> **Goal**
Please copy every line of the records below that holds the word "label".

> **Task inputs**
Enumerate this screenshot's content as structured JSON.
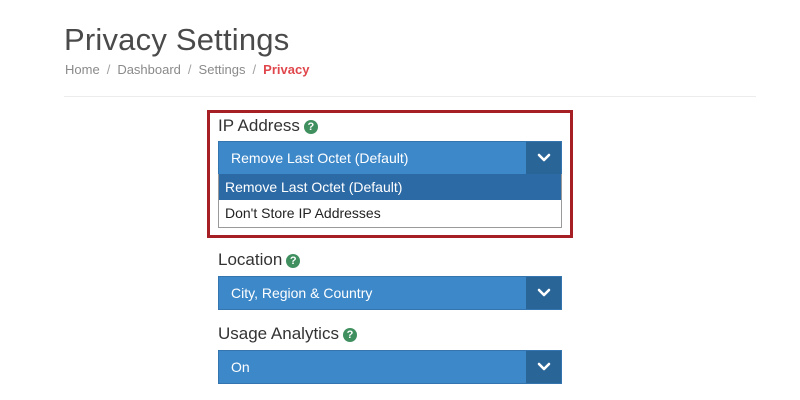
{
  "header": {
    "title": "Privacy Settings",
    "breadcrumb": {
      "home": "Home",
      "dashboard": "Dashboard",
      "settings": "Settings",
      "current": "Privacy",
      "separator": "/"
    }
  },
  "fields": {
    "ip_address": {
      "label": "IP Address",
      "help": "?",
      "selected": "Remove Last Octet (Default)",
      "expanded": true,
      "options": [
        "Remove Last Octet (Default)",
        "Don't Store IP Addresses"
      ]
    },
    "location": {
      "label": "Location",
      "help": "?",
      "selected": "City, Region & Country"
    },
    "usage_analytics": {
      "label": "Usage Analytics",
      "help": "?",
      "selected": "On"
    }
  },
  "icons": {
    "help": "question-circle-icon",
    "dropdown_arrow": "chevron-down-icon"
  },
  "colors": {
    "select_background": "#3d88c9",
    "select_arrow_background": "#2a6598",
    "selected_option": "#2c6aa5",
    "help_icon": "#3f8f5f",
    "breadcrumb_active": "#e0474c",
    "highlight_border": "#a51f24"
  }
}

> **Expected answer**
      "label": "IP Address",
      "label": "Location",
      "label": "Usage Analytics",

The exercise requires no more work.